**Document text:**
Federated Data Proxy Architecture⚓︎

Overview⚓︎

The Federated Data Proxy allows a platform to serve data from multiple (internal and external) providers, in such a way that is transparent to the service end-users.

The platform offers an Inventory (STAC Catalogue) to its users that enumerates all the available (online and offline) datasets, including those that are hosted in external data providers.

The platform data offering thus comprises:

Locally managed data that is available online
Locally managed data that has been long-term archived, and so is available offline
External data that is routinely harvested and re-hosted
Either whole datasets, or selected data according to a criteria
E.g. rolling last N months data over a geographic region
Data that is retrieved on-demand - including:
- data in the long-term archive
- data that is not routinely harvested and re-hosted
- data that is ordered for subsequent asynchronous access
Online cache for data that has been requested on-demand

The Federated Data Proxy offers a single point of access that transparently supports retrieval covering all of these data management approaches.

Approach⚓︎

The Federated Data Proxy provides an ‘access middleware’ endpoint that transparently interfaces with each upstream data provider - including both internal and external data sources.

Federated Data Proxy

The Inventory maintains asset href that resolve to the Federated Data Proxy endpoint - rather than to the upstream data provider.

The user searches the Inventory via its STAC API to discover data of interest, and then follows the provided assest urls to request data retrieval. These requests go via the Federated Data Proxy which integrates with the data provider to satisfy the request.

**Listing:**
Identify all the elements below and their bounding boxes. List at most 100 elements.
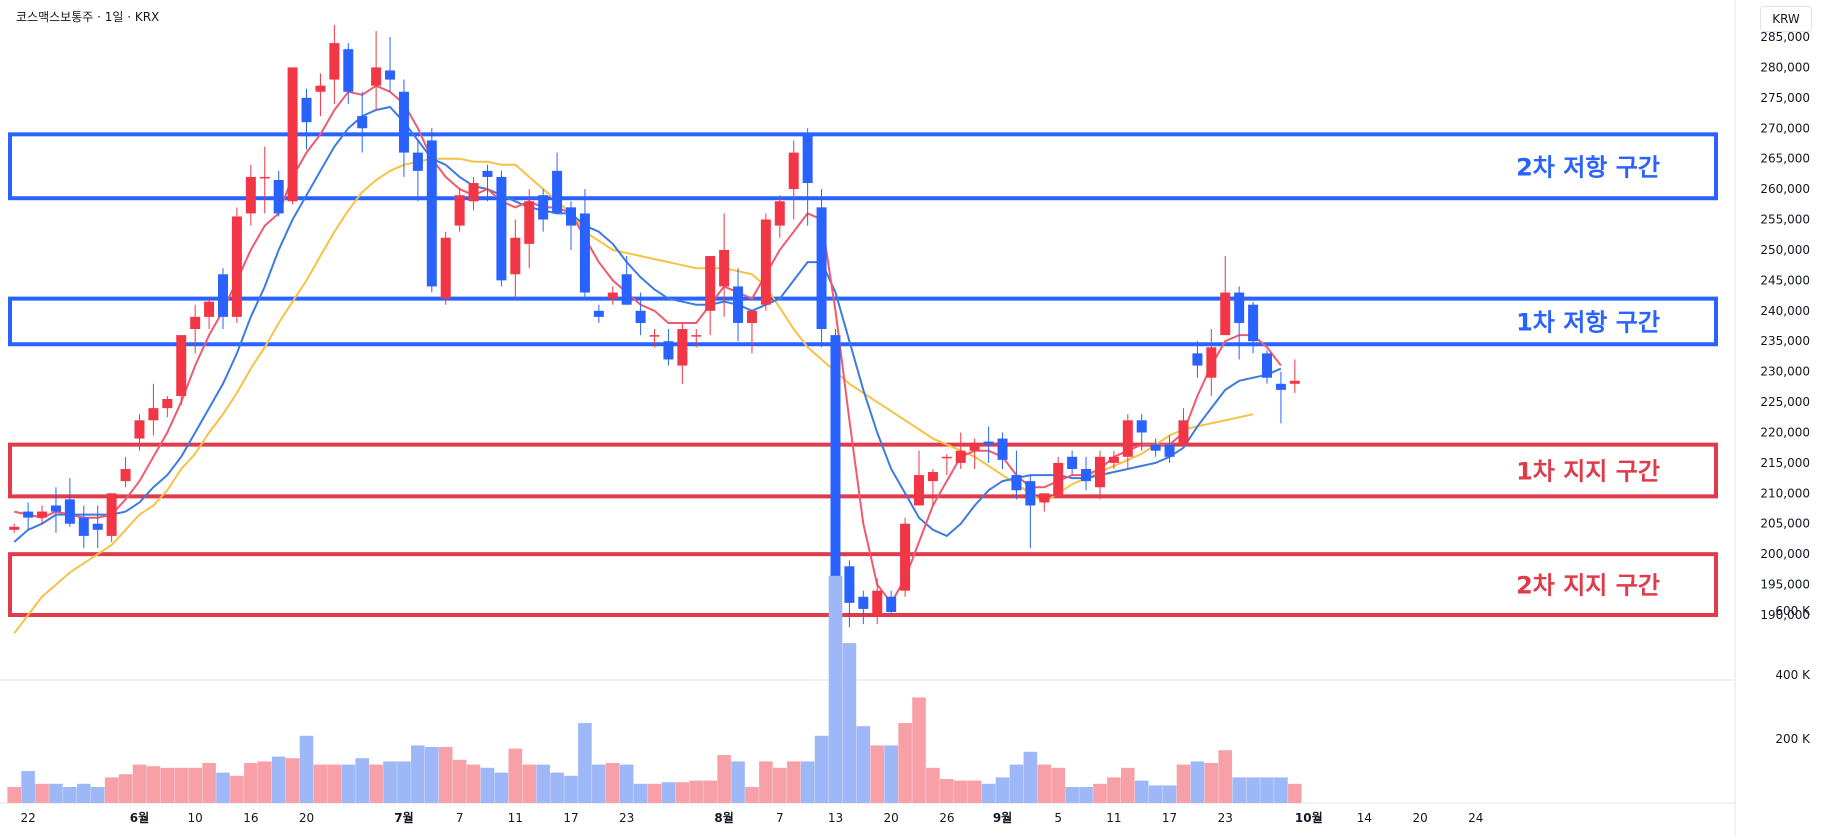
candle-down[interactable] bbox=[635, 292, 646, 336]
candle-up[interactable] bbox=[1122, 414, 1133, 469]
candle-down[interactable] bbox=[830, 329, 841, 591]
candle-up[interactable] bbox=[245, 164, 256, 226]
candle-up[interactable] bbox=[204, 298, 215, 330]
candle-down[interactable] bbox=[1150, 438, 1161, 457]
candle-up[interactable] bbox=[900, 517, 911, 597]
candle-up[interactable] bbox=[454, 189, 465, 232]
candle-up[interactable] bbox=[134, 414, 145, 451]
candle-down[interactable] bbox=[566, 201, 576, 250]
candle-down[interactable] bbox=[426, 128, 437, 293]
candle-down[interactable] bbox=[412, 140, 423, 202]
candle-up[interactable] bbox=[440, 231, 451, 305]
candle-up[interactable] bbox=[969, 438, 980, 469]
candle-up[interactable] bbox=[106, 493, 117, 542]
candle-down[interactable] bbox=[1192, 341, 1203, 378]
volume-bar bbox=[1065, 787, 1079, 803]
candle-up[interactable] bbox=[914, 450, 924, 506]
candle-down[interactable] bbox=[92, 505, 103, 549]
candle-down[interactable] bbox=[997, 432, 1008, 469]
candle-down[interactable] bbox=[1234, 286, 1245, 360]
candle-down[interactable] bbox=[1164, 435, 1175, 463]
candle-up[interactable] bbox=[760, 213, 771, 311]
candle-up[interactable] bbox=[37, 505, 48, 524]
price-tick-label: 270,000 bbox=[1760, 121, 1810, 135]
candle-up[interactable] bbox=[1178, 408, 1189, 448]
candle-down[interactable] bbox=[552, 152, 563, 214]
candle-up[interactable] bbox=[176, 335, 187, 406]
candle-up[interactable] bbox=[1039, 493, 1050, 512]
candle-down[interactable] bbox=[983, 426, 994, 463]
candle-down[interactable] bbox=[1262, 350, 1272, 384]
candle-up[interactable] bbox=[607, 286, 618, 305]
candle-up[interactable] bbox=[329, 24, 340, 104]
candle-down[interactable] bbox=[273, 170, 284, 217]
candle-up[interactable] bbox=[120, 456, 131, 488]
time-tick-label: 17 bbox=[563, 811, 578, 825]
currency-badge[interactable]: KRW bbox=[1760, 6, 1812, 32]
candle-down[interactable] bbox=[1025, 475, 1036, 549]
candle-up[interactable] bbox=[774, 195, 785, 238]
candle-up[interactable] bbox=[190, 304, 201, 354]
candle-down[interactable] bbox=[357, 91, 368, 153]
candle-up[interactable] bbox=[1053, 456, 1064, 497]
candle-up[interactable] bbox=[1108, 450, 1119, 469]
candle-down[interactable] bbox=[50, 487, 61, 533]
candle-up[interactable] bbox=[788, 140, 799, 220]
candle-down[interactable] bbox=[23, 502, 34, 530]
candle-down[interactable] bbox=[301, 88, 312, 150]
candle-up[interactable] bbox=[649, 329, 660, 348]
candle-down[interactable] bbox=[64, 478, 75, 527]
candle-down[interactable] bbox=[802, 128, 813, 226]
candle-down[interactable] bbox=[1011, 450, 1022, 500]
candle-down[interactable] bbox=[844, 560, 855, 628]
candle-up[interactable] bbox=[691, 329, 702, 348]
candle-down[interactable] bbox=[1275, 371, 1286, 424]
candle-up[interactable] bbox=[510, 219, 521, 299]
candle-up[interactable] bbox=[315, 73, 326, 117]
candle-down[interactable] bbox=[886, 590, 897, 615]
candle-up[interactable] bbox=[524, 189, 535, 269]
volume-bar bbox=[1051, 767, 1065, 803]
candle-down[interactable] bbox=[496, 170, 507, 287]
candle-down[interactable] bbox=[1067, 450, 1078, 476]
candle-down[interactable] bbox=[733, 268, 744, 342]
candle-up[interactable] bbox=[1206, 329, 1217, 396]
candle-up[interactable] bbox=[927, 468, 938, 506]
candle-down[interactable] bbox=[816, 189, 827, 348]
candle-down[interactable] bbox=[78, 505, 89, 549]
candle-down[interactable] bbox=[398, 79, 409, 177]
candle-up[interactable] bbox=[468, 176, 479, 211]
candle-up[interactable] bbox=[259, 146, 270, 214]
candle-up[interactable] bbox=[746, 310, 757, 354]
candle-up[interactable] bbox=[1094, 450, 1105, 500]
candle-down[interactable] bbox=[663, 329, 674, 366]
candle-up[interactable] bbox=[1289, 359, 1300, 393]
candle-down[interactable] bbox=[1136, 414, 1147, 451]
candle-down[interactable] bbox=[385, 37, 396, 92]
candle-up[interactable] bbox=[287, 67, 298, 205]
candle-up[interactable] bbox=[1220, 256, 1231, 336]
candle-down[interactable] bbox=[579, 189, 590, 299]
candle-up[interactable] bbox=[677, 322, 688, 384]
candle-up[interactable] bbox=[148, 383, 159, 436]
candle-up[interactable] bbox=[162, 395, 173, 418]
candle-down[interactable] bbox=[343, 43, 354, 104]
candle-down[interactable] bbox=[621, 256, 632, 305]
candle-up[interactable] bbox=[955, 432, 966, 469]
candle-up[interactable] bbox=[231, 207, 242, 323]
candle-down[interactable] bbox=[218, 268, 228, 330]
candle-down[interactable] bbox=[538, 189, 549, 232]
price-tick-label: 280,000 bbox=[1760, 60, 1810, 74]
candle-up[interactable] bbox=[719, 213, 730, 317]
candle-up[interactable] bbox=[941, 453, 952, 476]
candle-up[interactable] bbox=[371, 30, 382, 111]
candle-down[interactable] bbox=[1081, 456, 1092, 491]
candle-down[interactable] bbox=[593, 304, 604, 323]
candle-up[interactable] bbox=[872, 578, 883, 625]
candle-up[interactable] bbox=[9, 523, 20, 533]
candle-down[interactable] bbox=[1248, 301, 1259, 354]
candle-up[interactable] bbox=[705, 256, 716, 336]
candle-down[interactable] bbox=[482, 164, 493, 202]
candle-down[interactable] bbox=[858, 590, 869, 625]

**Problems to solve:**
a – From the Federated Data Proxy page, reproduce the passage from "The Federated Data Proxy provides" to "external data sources.".
b – Answer these questions using the Federated Data Proxy page:
(i) What does the platform offer its users to list all available datasets?
(ii) What do the asset hrefs in the Inventory resolve to?
(iii) What example is given of selecting data according to a criteria?
The listing has no connection to the Federated Data Proxy page.

**Full answers:**
a –
The Federated Data Proxy provides an ‘access middleware’ endpoint that transparently interfaces with each upstream data provider - including both internal and external data sources.

b –
(i) An Inventory (STAC Catalogue).
(ii) The Federated Data Proxy endpoint, rather than the upstream data provider.
(iii) Rolling last N months data over a geographic region.